• **What the task asks**: Transcribe the records below in full; pictures stay out of the copy.
---------- Dataset content ----------
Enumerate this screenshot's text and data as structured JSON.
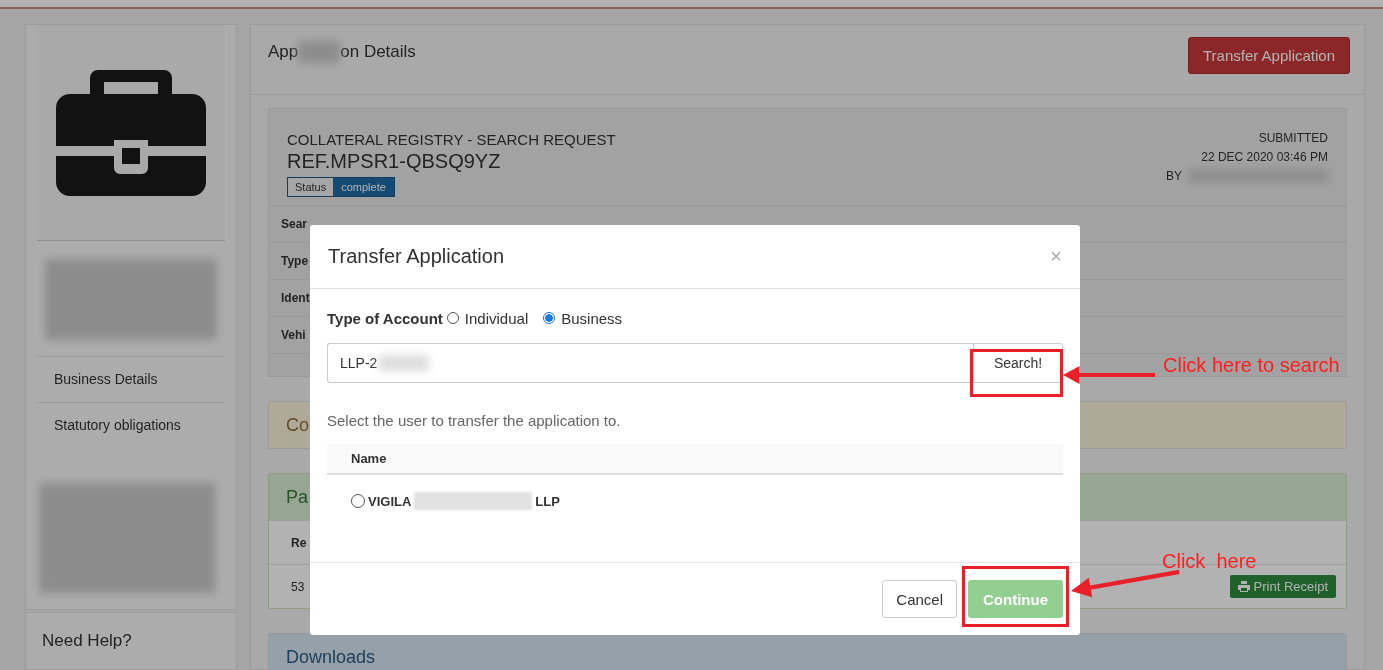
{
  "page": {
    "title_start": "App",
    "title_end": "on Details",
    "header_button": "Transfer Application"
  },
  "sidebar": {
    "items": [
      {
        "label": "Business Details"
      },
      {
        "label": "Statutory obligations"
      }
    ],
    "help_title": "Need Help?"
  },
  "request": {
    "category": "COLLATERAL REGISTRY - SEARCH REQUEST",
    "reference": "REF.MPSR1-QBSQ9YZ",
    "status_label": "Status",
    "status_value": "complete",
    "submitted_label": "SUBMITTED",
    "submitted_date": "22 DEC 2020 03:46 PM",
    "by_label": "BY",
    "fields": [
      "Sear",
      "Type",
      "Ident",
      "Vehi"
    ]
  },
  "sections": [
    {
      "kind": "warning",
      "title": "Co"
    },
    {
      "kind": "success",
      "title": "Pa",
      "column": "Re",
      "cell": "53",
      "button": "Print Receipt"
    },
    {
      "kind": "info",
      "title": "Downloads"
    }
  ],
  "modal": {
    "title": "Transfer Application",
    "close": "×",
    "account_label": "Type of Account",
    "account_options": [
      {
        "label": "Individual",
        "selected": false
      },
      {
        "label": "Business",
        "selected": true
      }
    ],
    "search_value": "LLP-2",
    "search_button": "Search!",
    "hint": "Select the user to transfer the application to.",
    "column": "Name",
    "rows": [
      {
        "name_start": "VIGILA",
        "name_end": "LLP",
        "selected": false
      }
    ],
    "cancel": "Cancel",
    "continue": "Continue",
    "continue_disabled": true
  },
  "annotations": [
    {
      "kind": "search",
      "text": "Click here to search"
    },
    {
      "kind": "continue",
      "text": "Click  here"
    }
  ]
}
----------
• **Solution to the exercise**:
Enumerate this screenshot's text and data as structured JSON.
{
  "page": {
    "title_start": "App",
    "title_end": "on Details",
    "header_button": "Transfer Application"
  },
  "sidebar": {
    "items": [
      {
        "label": "Business Details"
      },
      {
        "label": "Statutory obligations"
      }
    ],
    "help_title": "Need Help?"
  },
  "request": {
    "category": "COLLATERAL REGISTRY - SEARCH REQUEST",
    "reference": "REF.MPSR1-QBSQ9YZ",
    "status_label": "Status",
    "status_value": "complete",
    "submitted_label": "SUBMITTED",
    "submitted_date": "22 DEC 2020 03:46 PM",
    "by_label": "BY",
    "fields": [
      "Sear",
      "Type",
      "Ident",
      "Vehi"
    ]
  },
  "sections": [
    {
      "kind": "warning",
      "title": "Co"
    },
    {
      "kind": "success",
      "title": "Pa",
      "column": "Re",
      "cell": "53",
      "button": "Print Receipt"
    },
    {
      "kind": "info",
      "title": "Downloads"
    }
  ],
  "modal": {
    "title": "Transfer Application",
    "close": "×",
    "account_label": "Type of Account",
    "account_options": [
      {
        "label": "Individual",
        "selected": false
      },
      {
        "label": "Business",
        "selected": true
      }
    ],
    "search_value": "LLP-2",
    "search_button": "Search!",
    "hint": "Select the user to transfer the application to.",
    "column": "Name",
    "rows": [
      {
        "name_start": "VIGILA",
        "name_end": "LLP",
        "selected": false
      }
    ],
    "cancel": "Cancel",
    "continue": "Continue",
    "continue_disabled": true
  },
  "annotations": [
    {
      "kind": "search",
      "text": "Click here to search"
    },
    {
      "kind": "continue",
      "text": "Click  here"
    }
  ]
}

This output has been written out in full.